[Dataset records]
____________________

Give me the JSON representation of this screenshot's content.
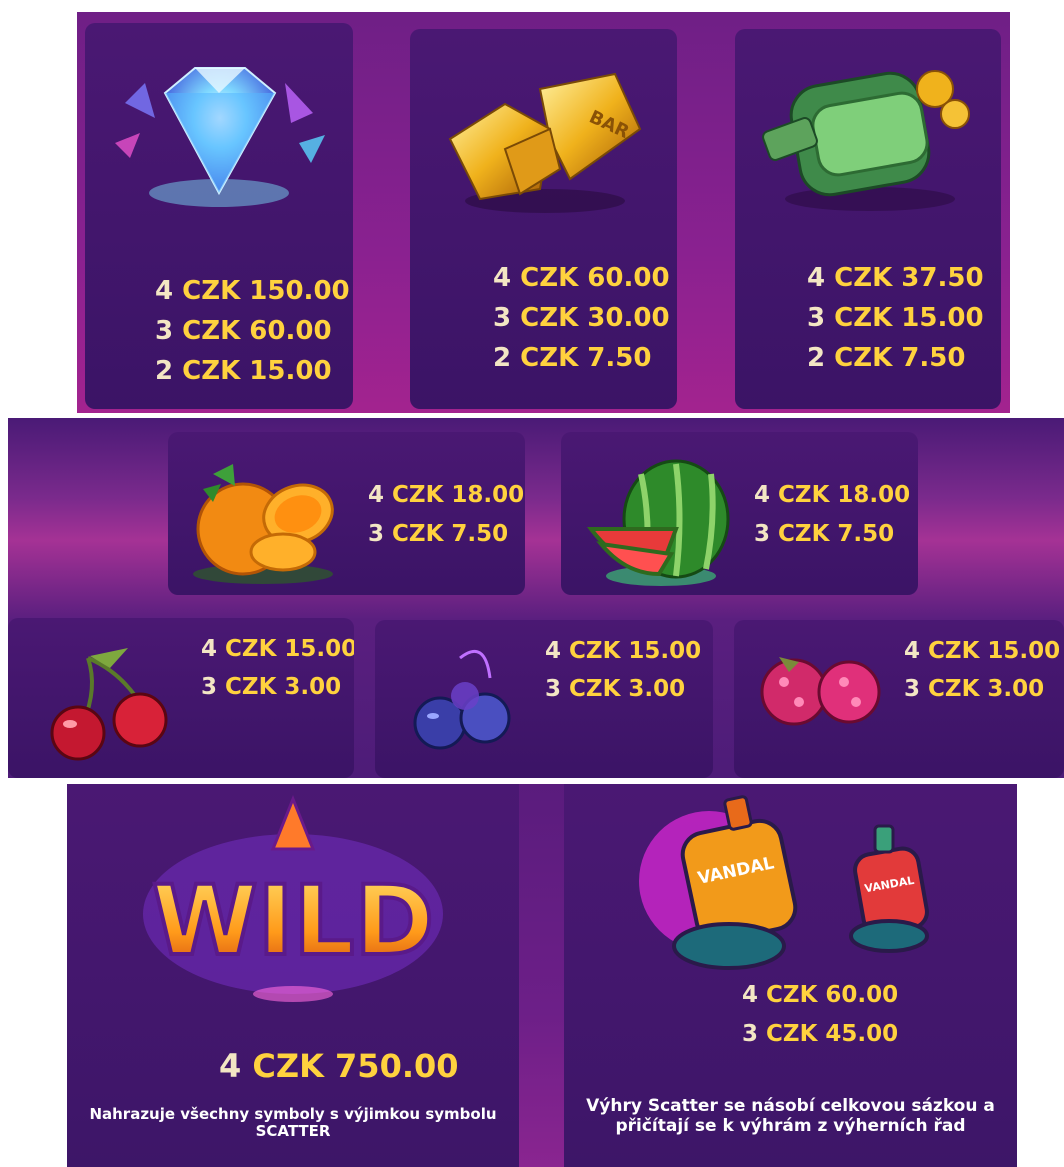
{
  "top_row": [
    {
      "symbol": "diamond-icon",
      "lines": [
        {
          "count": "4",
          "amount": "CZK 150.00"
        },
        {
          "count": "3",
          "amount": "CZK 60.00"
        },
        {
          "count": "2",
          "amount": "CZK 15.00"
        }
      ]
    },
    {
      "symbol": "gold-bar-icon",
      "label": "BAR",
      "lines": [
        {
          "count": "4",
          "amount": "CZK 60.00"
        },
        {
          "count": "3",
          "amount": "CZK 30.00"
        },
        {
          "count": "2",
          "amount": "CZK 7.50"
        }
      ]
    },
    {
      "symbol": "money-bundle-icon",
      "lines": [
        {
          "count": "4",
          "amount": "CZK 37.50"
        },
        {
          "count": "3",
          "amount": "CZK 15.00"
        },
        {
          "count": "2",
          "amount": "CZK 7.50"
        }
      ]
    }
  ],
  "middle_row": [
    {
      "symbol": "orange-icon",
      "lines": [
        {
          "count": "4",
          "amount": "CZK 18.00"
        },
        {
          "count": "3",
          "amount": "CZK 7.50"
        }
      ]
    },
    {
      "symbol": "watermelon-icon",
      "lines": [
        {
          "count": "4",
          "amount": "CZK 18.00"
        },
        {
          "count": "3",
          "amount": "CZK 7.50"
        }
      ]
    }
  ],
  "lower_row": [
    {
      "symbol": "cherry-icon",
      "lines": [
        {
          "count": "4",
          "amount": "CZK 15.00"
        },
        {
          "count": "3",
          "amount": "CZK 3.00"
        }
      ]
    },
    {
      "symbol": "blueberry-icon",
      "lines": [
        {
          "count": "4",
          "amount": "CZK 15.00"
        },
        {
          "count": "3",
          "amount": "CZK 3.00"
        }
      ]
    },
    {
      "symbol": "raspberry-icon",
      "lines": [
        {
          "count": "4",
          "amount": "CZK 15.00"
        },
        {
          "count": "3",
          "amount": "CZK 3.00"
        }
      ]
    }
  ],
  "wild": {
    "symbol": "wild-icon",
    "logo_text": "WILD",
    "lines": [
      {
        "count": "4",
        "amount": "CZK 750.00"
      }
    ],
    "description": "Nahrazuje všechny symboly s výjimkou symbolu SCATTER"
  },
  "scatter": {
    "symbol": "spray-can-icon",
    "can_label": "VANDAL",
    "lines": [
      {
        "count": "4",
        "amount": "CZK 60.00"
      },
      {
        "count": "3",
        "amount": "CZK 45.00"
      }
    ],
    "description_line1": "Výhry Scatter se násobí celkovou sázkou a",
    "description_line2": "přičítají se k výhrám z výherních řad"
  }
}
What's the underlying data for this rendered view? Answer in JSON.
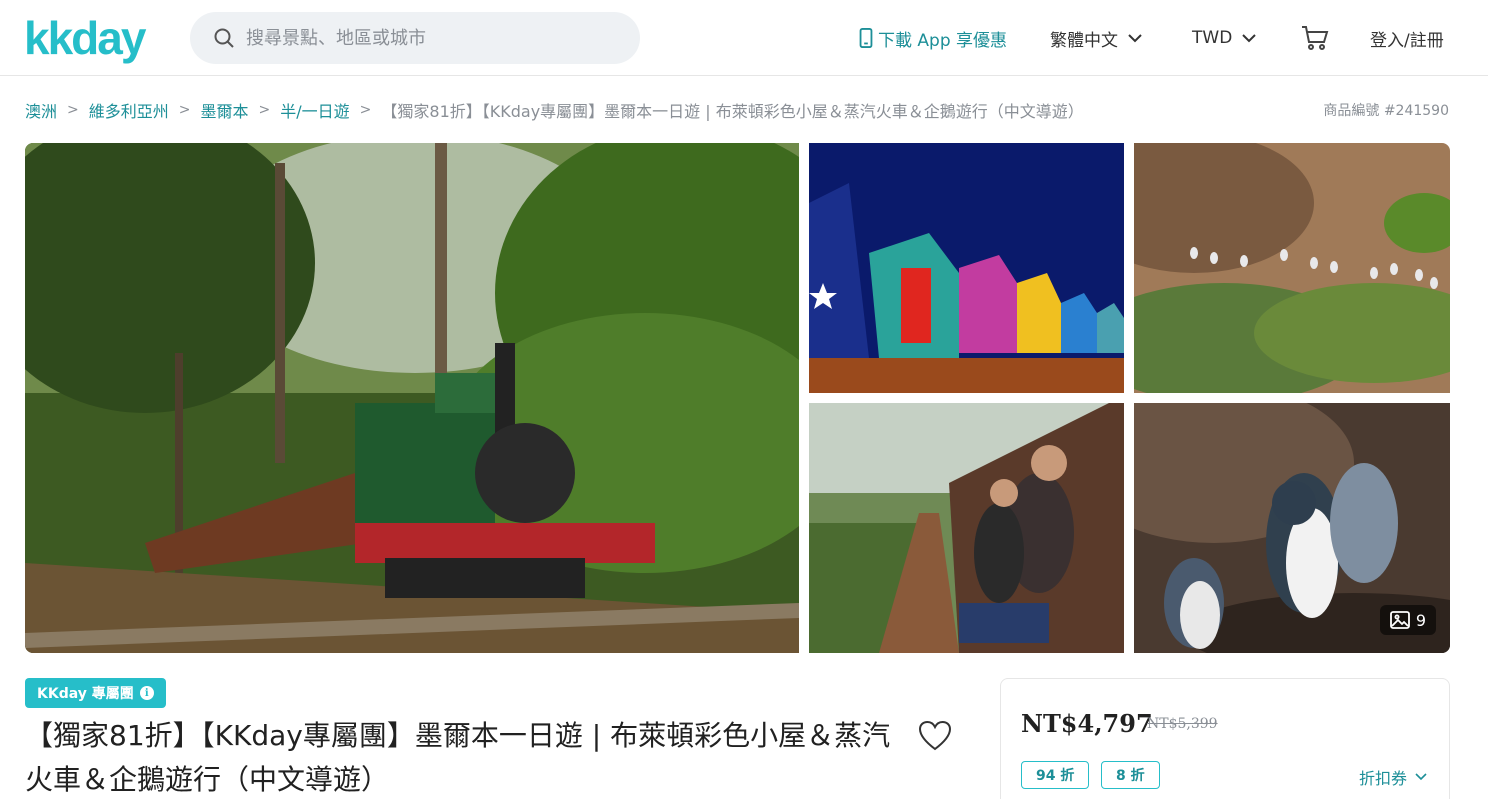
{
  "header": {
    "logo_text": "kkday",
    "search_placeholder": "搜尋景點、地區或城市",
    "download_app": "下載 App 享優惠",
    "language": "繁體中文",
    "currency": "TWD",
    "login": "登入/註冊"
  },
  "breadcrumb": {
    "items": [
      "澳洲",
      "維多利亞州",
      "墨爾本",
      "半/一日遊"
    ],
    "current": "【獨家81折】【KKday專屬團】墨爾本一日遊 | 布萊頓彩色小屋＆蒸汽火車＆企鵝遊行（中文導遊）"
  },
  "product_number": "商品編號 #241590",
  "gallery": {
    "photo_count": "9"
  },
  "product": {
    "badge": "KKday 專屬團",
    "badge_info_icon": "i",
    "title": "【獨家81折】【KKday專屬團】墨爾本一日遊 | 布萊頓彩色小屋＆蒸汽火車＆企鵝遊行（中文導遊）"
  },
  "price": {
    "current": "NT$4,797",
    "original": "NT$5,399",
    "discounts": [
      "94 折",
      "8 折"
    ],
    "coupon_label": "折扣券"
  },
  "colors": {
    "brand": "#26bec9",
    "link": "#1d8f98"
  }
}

____________________

Pick out the lines that have the word "JSON". Copy them all.

Give me the JSON representation of this screenshot's content.
What's the underlying data for this rendered view? Answer in JSON.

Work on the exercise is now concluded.